## KETENTUAN TUGAS:
Lanjutkan tulisan tentang tunjangan profesi dan kinerja guru di bawah ini, mulai dari kalimat sesudah kalimat terakhirnya.

Senin, 23 Juli 2018

GURU, Antara Kenaikan Tunjangan dan Kinerja?

Perhatian pemerintah empat tahun terakhir ini terhadap kesejahteraan guru sungguh luar biasa. Sebagai wujud amanat UU No. 14 Tahun 2005 tentang Guru dan Dosen, pemerintah memiliki tekad yang kuat untuk meningkatkan kesejahteraan guru. Melalui program sertifikasi guru yang berimplikasi diberikannya tunjangan profesi bagi guru yang telah lulus sertifikasi diyakini akan memberikan korelasi positif terhadap peningkatan kualitas pendidikan nasional.
            Menurut banyak pemerhati pendidikan, rendahnya mutu pendidikan nasional salah satu penyebabnya adalah rendahnya tingkat kesejahteraan guru, sehingga banyak guru memiliki profesi sampingan untuk memenuhi kebutuhan dapurnya, dan itu berdampak kepada semakin rendahnya intensitas waktu untuk kegiatan keguruannya, misalnya tidak sempat mengoreksi ulangan siswanya, atau tidak punya waktu untuk menyiapkan rencana pembelajaran.
            Saat pemerintah belum memiliki kemampuan untuk memberikan tunjangan profesi kepada semua guru, jadilah pemerintah memberikan tunjangan itu secara selektif dengan memberi kesempatan kepada guru yang lebih lama masa kerjanya dan sudah sarjana terlebih dahulu mengikuti program ini.  Guru-guru yang belum mengikuti program sertifikasi guru merasa diperlakukan diskriminatif, padahal kinerja mereka tidak kalah dengan guru-guru yang sudah mengikuti sertifikasi guru.

## ENTRI DATASET:
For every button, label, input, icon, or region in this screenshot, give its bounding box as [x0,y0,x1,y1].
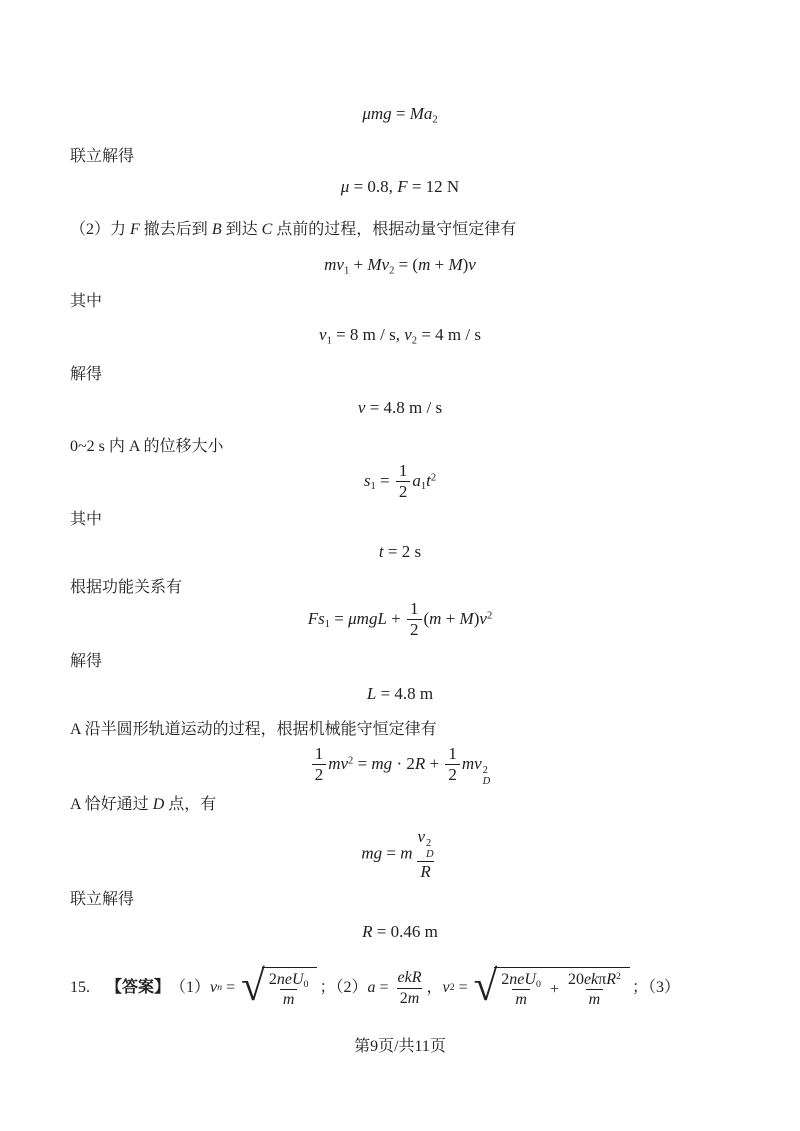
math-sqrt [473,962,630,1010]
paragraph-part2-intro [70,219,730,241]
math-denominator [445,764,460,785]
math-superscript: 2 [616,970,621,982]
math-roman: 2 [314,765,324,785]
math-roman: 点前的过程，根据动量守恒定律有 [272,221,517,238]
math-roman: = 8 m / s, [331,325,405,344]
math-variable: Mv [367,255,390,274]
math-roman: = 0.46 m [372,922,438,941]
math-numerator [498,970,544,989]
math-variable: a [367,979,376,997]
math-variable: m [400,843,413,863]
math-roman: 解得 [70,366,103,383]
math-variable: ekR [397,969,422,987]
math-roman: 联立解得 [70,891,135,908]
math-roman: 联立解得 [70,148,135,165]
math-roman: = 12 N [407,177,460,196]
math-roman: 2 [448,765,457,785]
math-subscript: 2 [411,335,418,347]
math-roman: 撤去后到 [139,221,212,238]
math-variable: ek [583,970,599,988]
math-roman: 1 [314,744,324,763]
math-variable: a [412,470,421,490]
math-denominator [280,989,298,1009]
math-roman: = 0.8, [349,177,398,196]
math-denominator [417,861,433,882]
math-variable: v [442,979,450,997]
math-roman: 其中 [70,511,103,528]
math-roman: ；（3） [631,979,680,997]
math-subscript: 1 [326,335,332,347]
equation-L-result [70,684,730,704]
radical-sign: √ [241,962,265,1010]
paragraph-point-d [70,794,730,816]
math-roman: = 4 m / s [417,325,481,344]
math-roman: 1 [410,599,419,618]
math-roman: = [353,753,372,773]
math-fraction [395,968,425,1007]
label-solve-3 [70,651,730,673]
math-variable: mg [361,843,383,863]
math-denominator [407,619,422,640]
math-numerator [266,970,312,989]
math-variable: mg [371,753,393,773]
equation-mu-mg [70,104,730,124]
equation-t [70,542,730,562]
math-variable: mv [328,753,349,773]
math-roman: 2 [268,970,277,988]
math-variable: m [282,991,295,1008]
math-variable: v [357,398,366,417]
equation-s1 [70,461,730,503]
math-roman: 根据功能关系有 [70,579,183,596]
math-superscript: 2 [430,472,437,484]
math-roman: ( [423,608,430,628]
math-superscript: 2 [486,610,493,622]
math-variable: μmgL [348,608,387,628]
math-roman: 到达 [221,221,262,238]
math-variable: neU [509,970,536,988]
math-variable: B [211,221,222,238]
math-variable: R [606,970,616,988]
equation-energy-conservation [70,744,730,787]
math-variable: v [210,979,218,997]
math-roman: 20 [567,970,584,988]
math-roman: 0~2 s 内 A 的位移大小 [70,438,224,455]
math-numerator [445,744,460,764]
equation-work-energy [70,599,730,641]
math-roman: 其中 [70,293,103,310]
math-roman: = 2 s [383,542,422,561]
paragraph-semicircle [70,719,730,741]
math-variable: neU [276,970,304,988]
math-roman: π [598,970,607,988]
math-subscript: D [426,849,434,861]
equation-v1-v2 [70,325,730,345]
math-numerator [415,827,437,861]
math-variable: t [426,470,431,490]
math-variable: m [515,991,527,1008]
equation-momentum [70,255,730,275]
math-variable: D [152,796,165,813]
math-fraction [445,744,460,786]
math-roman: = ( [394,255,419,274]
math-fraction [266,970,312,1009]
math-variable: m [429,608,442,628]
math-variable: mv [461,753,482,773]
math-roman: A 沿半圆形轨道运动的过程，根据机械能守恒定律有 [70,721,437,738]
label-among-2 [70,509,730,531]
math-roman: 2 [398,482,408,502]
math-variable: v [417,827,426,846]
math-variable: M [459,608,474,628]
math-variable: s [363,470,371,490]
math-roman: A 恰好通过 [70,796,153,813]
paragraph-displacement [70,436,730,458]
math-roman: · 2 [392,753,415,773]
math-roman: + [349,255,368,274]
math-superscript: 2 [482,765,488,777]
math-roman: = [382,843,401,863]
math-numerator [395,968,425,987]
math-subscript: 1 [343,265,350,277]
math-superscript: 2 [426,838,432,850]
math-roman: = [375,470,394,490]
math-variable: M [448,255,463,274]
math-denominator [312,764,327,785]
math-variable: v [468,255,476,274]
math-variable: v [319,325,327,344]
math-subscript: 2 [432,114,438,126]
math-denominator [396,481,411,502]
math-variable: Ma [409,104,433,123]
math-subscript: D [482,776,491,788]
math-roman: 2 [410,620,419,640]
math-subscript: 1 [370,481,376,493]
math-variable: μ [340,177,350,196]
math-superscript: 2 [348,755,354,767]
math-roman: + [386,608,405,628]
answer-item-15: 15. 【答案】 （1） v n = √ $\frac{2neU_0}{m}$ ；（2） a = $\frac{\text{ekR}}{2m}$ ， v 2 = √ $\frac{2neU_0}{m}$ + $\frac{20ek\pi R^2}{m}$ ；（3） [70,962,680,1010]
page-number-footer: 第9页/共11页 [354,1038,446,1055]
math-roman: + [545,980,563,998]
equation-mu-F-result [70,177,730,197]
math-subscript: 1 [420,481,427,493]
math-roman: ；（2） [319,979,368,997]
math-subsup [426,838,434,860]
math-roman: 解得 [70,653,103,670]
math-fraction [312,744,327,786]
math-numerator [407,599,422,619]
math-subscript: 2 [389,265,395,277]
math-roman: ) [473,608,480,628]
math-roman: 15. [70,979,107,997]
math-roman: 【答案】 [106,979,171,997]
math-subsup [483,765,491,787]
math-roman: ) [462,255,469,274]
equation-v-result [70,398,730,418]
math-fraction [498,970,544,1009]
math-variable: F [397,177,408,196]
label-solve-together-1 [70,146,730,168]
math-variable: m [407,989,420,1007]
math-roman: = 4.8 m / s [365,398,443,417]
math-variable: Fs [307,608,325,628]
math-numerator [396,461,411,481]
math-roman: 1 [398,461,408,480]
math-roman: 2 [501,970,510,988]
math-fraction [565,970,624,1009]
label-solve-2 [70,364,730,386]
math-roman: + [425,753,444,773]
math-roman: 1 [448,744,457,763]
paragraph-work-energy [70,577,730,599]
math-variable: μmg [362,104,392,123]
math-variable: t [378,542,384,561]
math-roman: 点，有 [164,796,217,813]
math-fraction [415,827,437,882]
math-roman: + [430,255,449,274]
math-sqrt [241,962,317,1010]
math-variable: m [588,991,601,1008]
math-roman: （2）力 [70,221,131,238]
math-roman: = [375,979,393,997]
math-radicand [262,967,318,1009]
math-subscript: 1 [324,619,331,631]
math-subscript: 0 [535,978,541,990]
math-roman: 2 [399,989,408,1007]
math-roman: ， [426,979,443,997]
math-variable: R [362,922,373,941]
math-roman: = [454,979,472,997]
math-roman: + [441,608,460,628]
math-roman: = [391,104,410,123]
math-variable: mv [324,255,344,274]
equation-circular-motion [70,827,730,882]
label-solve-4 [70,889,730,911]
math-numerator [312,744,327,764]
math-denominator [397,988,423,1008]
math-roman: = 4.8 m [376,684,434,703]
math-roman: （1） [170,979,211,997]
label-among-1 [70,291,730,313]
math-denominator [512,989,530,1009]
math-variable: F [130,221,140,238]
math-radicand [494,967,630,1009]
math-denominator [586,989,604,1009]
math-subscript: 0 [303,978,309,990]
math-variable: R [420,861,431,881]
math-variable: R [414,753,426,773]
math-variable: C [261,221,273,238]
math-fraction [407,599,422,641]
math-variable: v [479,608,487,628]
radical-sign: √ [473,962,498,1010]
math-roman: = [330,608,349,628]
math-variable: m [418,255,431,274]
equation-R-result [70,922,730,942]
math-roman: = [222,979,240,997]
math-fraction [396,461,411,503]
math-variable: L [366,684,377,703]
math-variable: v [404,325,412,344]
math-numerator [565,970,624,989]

## JAWABAN:
            Perintah rupanya responsif terhadap kegelisahan guru-guru yang belum mengikuti sertifikasi guru, dengan dikeluarkannya Perpres no: 52 Tahun 2009 tentang penetapan tambahan penghasilan bagi guru PNS yang belum mendapatkan tunjangan profesi sebesar 250 ribu rupiah perbulan.  Tambahan penghasilan bagi guru-guru yang belum mengikuti sertifikasi guru akan memperkecil jurang pemisah besar penghasilan antara guru yang sudah ikut sertifikasi dan yang belum mengikuti program tersebut. Kecemburuan sosial terhadap guru-guru yang sudah disertifikasi karena  mendapat tunjangan profesi yang belum dinikmati oleh guru lain akan diminimalisir  saat guru-guru yang belum disertifikasi mendapat tambahan penghasilan.
            Saat guru yang sudah lulus sertifikasi dan yang belum mengikuti sertifikasi telah memperoleh tambahan penghasilan diharapkan akan membawa dampak peningkatan kinerja profesional para guru di negeri ini. Pertanyaan terbesar saat ini, apakah nilai milyaran rupiah yang dikeluarkan pemerintah dalam pemberian tunjangan profesi dan tambahan penghasilan bagi guru yang belum mengikuti sertifikasi telah dibayar dengan perubahan kinerja para guru dalam konteks meningkatkan kualitas pendidikan nasional?
            Perlu ada penelitian yang sahih tentang korelasi peningkatan penghasilan guru terhadap peningkatan profesionalismenya. Selama ini pemerintah menyandarkan kebijakannya pada asumsi bahwa salah satu pilar peningkatan kualitas pendidikan ada pada peningkatan kesejahteraan guru. Banyak pakar pendidikan yang berpendapat bahwa lambatnya laju peningkatan kualtas pendidikan nasional karena rendahnya penghasilan guru. Lalu, lahirlah UU No. 14 Tahun 2005 tentang Guru dan Dosen, yang orientasi utamanya adalah meningkatkan kesejahteraan guru dan dosen, yang diyakini akan berimplikasi positif terhadap peningkatan kualitas pendidikan nasional.
            Namun, banyak fakta empirik di depan mata, guru-guru yang telah memperoleh tunjangan profesi tidak menunjukkan peningkatan kinerja profesionalnya. Bahkan, banyak yang justru makin melemah semangatnya, karena dianggap sertifikasi guru adalah puncak karir seorang guru.  Banyak guru, pada saat menyusun portofolio, semua perangkat pembelajarannya lengkap, namun setelah lulus sertifikasi tak pernah lagi membuat dan memperbaharui perangkat pembelajarannya.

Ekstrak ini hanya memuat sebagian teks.